RECORD LIST
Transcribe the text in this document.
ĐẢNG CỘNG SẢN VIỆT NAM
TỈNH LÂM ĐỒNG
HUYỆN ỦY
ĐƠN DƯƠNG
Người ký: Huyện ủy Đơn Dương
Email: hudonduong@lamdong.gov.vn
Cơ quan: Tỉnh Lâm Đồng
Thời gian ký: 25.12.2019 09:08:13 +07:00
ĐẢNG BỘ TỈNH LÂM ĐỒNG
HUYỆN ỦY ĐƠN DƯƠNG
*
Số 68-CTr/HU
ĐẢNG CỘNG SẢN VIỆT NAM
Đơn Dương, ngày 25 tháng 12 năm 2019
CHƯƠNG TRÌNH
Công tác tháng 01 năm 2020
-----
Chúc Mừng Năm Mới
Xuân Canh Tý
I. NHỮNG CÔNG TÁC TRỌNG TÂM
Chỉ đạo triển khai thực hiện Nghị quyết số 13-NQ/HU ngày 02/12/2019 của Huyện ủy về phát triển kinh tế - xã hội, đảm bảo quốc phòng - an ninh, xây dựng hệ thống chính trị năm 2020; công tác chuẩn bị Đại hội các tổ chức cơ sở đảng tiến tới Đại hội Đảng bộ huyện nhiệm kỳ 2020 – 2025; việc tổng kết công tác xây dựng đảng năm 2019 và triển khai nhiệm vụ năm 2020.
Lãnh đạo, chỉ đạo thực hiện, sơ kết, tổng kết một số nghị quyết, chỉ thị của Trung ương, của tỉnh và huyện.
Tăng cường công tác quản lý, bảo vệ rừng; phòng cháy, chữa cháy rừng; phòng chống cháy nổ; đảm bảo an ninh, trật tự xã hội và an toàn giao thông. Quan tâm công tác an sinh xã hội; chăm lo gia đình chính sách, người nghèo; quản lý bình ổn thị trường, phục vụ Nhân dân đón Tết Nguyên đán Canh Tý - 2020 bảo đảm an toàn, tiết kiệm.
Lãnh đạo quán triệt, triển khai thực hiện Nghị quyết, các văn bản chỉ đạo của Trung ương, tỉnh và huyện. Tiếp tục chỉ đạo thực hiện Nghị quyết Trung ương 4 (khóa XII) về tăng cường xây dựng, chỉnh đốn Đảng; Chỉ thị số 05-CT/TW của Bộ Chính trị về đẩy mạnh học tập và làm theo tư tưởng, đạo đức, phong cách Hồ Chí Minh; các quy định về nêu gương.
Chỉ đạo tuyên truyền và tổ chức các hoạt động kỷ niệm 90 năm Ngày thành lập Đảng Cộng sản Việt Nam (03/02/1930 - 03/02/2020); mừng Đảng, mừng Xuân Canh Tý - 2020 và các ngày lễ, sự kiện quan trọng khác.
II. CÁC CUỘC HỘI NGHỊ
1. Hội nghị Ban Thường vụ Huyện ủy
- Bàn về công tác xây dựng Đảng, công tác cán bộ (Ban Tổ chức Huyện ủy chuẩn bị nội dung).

SHORT TASK
Give back all the data exactly as written.

PROBLEM SOLUTION
Transcribe the text in this document.
ĐẢNG CỘNG SẢN VIỆT NAM
TỈNH LÂM ĐỒNG
HUYỆN ỦY
ĐƠN DƯƠNG
Người ký: Huyện ủy Đơn Dương
Email: hudonduong@lamdong.gov.vn
Cơ quan: Tỉnh Lâm Đồng
Thời gian ký: 25.12.2019 09:08:13 +07:00
ĐẢNG BỘ TỈNH LÂM ĐỒNG
HUYỆN ỦY ĐƠN DƯƠNG
*
Số 68-CTr/HU
ĐẢNG CỘNG SẢN VIỆT NAM
Đơn Dương, ngày 25 tháng 12 năm 2019
CHƯƠNG TRÌNH
Công tác tháng 01 năm 2020
-----
Chúc Mừng Năm Mới
Xuân Canh Tý
I. NHỮNG CÔNG TÁC TRỌNG TÂM
Chỉ đạo triển khai thực hiện Nghị quyết số 13-NQ/HU ngày 02/12/2019 của Huyện ủy về phát triển kinh tế - xã hội, đảm bảo quốc phòng - an ninh, xây dựng hệ thống chính trị năm 2020; công tác chuẩn bị Đại hội các tổ chức cơ sở đảng tiến tới Đại hội Đảng bộ huyện nhiệm kỳ 2020 – 2025; việc tổng kết công tác xây dựng đảng năm 2019 và triển khai nhiệm vụ năm 2020.
Lãnh đạo, chỉ đạo thực hiện, sơ kết, tổng kết một số nghị quyết, chỉ thị của Trung ương, của tỉnh và huyện.
Tăng cường công tác quản lý, bảo vệ rừng; phòng cháy, chữa cháy rừng; phòng chống cháy nổ; đảm bảo an ninh, trật tự xã hội và an toàn giao thông. Quan tâm công tác an sinh xã hội; chăm lo gia đình chính sách, người nghèo; quản lý bình ổn thị trường, phục vụ Nhân dân đón Tết Nguyên đán Canh Tý - 2020 bảo đảm an toàn, tiết kiệm.
Lãnh đạo quán triệt, triển khai thực hiện Nghị quyết, các văn bản chỉ đạo của Trung ương, tỉnh và huyện. Tiếp tục chỉ đạo thực hiện Nghị quyết Trung ương 4 (khóa XII) về tăng cường xây dựng, chỉnh đốn Đảng; Chỉ thị số 05-CT/TW của Bộ Chính trị về đẩy mạnh học tập và làm theo tư tưởng, đạo đức, phong cách Hồ Chí Minh; các quy định về nêu gương.
Chỉ đạo tuyên truyền và tổ chức các hoạt động kỷ niệm 90 năm Ngày thành lập Đảng Cộng sản Việt Nam (03/02/1930 - 03/02/2020); mừng Đảng, mừng Xuân Canh Tý - 2020 và các ngày lễ, sự kiện quan trọng khác.
II. CÁC CUỘC HỘI NGHỊ
1. Hội nghị Ban Thường vụ Huyện ủy
- Bàn về công tác xây dựng Đảng, công tác cán bộ (Ban Tổ chức Huyện ủy chuẩn bị nội dung).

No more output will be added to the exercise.